◆ Your goal ◆
Exact repetition of every entry is required.

◆ Information given ◆

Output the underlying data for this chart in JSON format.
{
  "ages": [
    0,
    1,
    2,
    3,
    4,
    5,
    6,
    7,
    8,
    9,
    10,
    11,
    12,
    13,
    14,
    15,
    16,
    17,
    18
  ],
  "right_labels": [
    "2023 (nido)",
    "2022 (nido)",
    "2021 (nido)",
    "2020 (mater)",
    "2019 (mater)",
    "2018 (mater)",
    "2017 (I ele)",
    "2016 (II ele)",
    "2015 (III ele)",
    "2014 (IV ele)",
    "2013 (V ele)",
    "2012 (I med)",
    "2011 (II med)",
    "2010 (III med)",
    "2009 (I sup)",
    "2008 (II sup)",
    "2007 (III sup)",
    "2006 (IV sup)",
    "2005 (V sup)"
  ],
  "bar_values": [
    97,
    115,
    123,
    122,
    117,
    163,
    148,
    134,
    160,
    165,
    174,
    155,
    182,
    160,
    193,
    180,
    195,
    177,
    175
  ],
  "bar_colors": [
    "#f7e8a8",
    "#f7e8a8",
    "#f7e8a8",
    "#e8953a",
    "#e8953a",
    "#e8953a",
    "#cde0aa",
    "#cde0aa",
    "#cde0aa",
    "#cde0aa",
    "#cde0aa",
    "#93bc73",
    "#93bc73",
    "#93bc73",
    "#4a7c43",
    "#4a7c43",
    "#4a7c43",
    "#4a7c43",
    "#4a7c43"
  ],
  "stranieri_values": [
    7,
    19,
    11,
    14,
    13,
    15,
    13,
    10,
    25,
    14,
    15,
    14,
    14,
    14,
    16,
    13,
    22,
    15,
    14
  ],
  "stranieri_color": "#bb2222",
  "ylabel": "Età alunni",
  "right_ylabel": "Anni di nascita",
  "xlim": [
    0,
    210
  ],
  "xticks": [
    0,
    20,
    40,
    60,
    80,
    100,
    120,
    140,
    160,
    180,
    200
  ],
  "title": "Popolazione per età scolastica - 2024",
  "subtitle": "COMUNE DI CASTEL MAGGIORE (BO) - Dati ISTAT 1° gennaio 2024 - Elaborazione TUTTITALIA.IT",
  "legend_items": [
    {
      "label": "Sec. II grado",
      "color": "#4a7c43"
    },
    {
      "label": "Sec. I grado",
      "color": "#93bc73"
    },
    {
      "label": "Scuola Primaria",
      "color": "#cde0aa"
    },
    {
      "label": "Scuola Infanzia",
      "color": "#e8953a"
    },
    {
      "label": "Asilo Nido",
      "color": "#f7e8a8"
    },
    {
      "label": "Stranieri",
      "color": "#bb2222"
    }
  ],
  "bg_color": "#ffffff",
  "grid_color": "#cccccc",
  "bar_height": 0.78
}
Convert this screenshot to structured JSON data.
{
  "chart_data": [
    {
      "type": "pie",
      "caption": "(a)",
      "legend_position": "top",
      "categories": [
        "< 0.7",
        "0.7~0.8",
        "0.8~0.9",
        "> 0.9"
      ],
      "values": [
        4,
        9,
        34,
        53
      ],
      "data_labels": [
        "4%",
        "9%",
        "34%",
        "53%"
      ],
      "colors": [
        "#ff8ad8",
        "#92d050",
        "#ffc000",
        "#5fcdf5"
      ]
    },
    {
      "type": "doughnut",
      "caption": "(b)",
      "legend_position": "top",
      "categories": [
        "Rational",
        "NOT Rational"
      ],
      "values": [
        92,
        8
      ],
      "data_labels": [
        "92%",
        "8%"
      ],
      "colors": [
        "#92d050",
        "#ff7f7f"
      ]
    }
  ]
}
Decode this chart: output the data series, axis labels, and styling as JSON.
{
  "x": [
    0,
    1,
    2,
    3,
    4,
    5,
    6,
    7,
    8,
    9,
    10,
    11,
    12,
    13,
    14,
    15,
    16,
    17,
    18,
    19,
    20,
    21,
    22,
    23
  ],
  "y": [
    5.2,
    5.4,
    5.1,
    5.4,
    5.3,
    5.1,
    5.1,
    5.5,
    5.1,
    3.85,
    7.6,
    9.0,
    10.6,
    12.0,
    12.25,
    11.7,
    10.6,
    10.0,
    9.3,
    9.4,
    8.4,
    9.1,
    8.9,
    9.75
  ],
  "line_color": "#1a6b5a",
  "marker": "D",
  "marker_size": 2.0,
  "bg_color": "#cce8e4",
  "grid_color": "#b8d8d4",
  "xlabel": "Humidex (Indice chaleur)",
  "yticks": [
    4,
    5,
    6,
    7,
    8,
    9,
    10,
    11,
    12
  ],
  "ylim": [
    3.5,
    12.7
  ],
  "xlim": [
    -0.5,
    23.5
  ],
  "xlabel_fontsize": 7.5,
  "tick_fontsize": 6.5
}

◆ Full response ◆
Output the underlying data for this chart in JSON format.
{
  "ages": [
    0,
    1,
    2,
    3,
    4,
    5,
    6,
    7,
    8,
    9,
    10,
    11,
    12,
    13,
    14,
    15,
    16,
    17,
    18
  ],
  "right_labels": [
    "2023 (nido)",
    "2022 (nido)",
    "2021 (nido)",
    "2020 (mater)",
    "2019 (mater)",
    "2018 (mater)",
    "2017 (I ele)",
    "2016 (II ele)",
    "2015 (III ele)",
    "2014 (IV ele)",
    "2013 (V ele)",
    "2012 (I med)",
    "2011 (II med)",
    "2010 (III med)",
    "2009 (I sup)",
    "2008 (II sup)",
    "2007 (III sup)",
    "2006 (IV sup)",
    "2005 (V sup)"
  ],
  "bar_values": [
    97,
    115,
    123,
    122,
    117,
    163,
    148,
    134,
    160,
    165,
    174,
    155,
    182,
    160,
    193,
    180,
    195,
    177,
    175
  ],
  "bar_colors": [
    "#f7e8a8",
    "#f7e8a8",
    "#f7e8a8",
    "#e8953a",
    "#e8953a",
    "#e8953a",
    "#cde0aa",
    "#cde0aa",
    "#cde0aa",
    "#cde0aa",
    "#cde0aa",
    "#93bc73",
    "#93bc73",
    "#93bc73",
    "#4a7c43",
    "#4a7c43",
    "#4a7c43",
    "#4a7c43",
    "#4a7c43"
  ],
  "stranieri_values": [
    7,
    19,
    11,
    14,
    13,
    15,
    13,
    10,
    25,
    14,
    15,
    14,
    14,
    14,
    16,
    13,
    22,
    15,
    14
  ],
  "stranieri_color": "#bb2222",
  "ylabel": "Età alunni",
  "right_ylabel": "Anni di nascita",
  "xlim": [
    0,
    210
  ],
  "xticks": [
    0,
    20,
    40,
    60,
    80,
    100,
    120,
    140,
    160,
    180,
    200
  ],
  "title": "Popolazione per età scolastica - 2024",
  "subtitle": "COMUNE DI CASTEL MAGGIORE (BO) - Dati ISTAT 1° gennaio 2024 - Elaborazione TUTTITALIA.IT",
  "legend_items": [
    {
      "label": "Sec. II grado",
      "color": "#4a7c43"
    },
    {
      "label": "Sec. I grado",
      "color": "#93bc73"
    },
    {
      "label": "Scuola Primaria",
      "color": "#cde0aa"
    },
    {
      "label": "Scuola Infanzia",
      "color": "#e8953a"
    },
    {
      "label": "Asilo Nido",
      "color": "#f7e8a8"
    },
    {
      "label": "Stranieri",
      "color": "#bb2222"
    }
  ],
  "bg_color": "#ffffff",
  "grid_color": "#cccccc",
  "bar_height": 0.78
}
Convert this screenshot to structured JSON data.
{
  "chart_data": [
    {
      "type": "pie",
      "caption": "(a)",
      "legend_position": "top",
      "categories": [
        "< 0.7",
        "0.7~0.8",
        "0.8~0.9",
        "> 0.9"
      ],
      "values": [
        4,
        9,
        34,
        53
      ],
      "data_labels": [
        "4%",
        "9%",
        "34%",
        "53%"
      ],
      "colors": [
        "#ff8ad8",
        "#92d050",
        "#ffc000",
        "#5fcdf5"
      ]
    },
    {
      "type": "doughnut",
      "caption": "(b)",
      "legend_position": "top",
      "categories": [
        "Rational",
        "NOT Rational"
      ],
      "values": [
        92,
        8
      ],
      "data_labels": [
        "92%",
        "8%"
      ],
      "colors": [
        "#92d050",
        "#ff7f7f"
      ]
    }
  ]
}
Decode this chart: output the data series, axis labels, and styling as JSON.
{
  "x": [
    0,
    1,
    2,
    3,
    4,
    5,
    6,
    7,
    8,
    9,
    10,
    11,
    12,
    13,
    14,
    15,
    16,
    17,
    18,
    19,
    20,
    21,
    22,
    23
  ],
  "y": [
    5.2,
    5.4,
    5.1,
    5.4,
    5.3,
    5.1,
    5.1,
    5.5,
    5.1,
    3.85,
    7.6,
    9.0,
    10.6,
    12.0,
    12.25,
    11.7,
    10.6,
    10.0,
    9.3,
    9.4,
    8.4,
    9.1,
    8.9,
    9.75
  ],
  "line_color": "#1a6b5a",
  "marker": "D",
  "marker_size": 2.0,
  "bg_color": "#cce8e4",
  "grid_color": "#b8d8d4",
  "xlabel": "Humidex (Indice chaleur)",
  "yticks": [
    4,
    5,
    6,
    7,
    8,
    9,
    10,
    11,
    12
  ],
  "ylim": [
    3.5,
    12.7
  ],
  "xlim": [
    -0.5,
    23.5
  ],
  "xlabel_fontsize": 7.5,
  "tick_fontsize": 6.5
}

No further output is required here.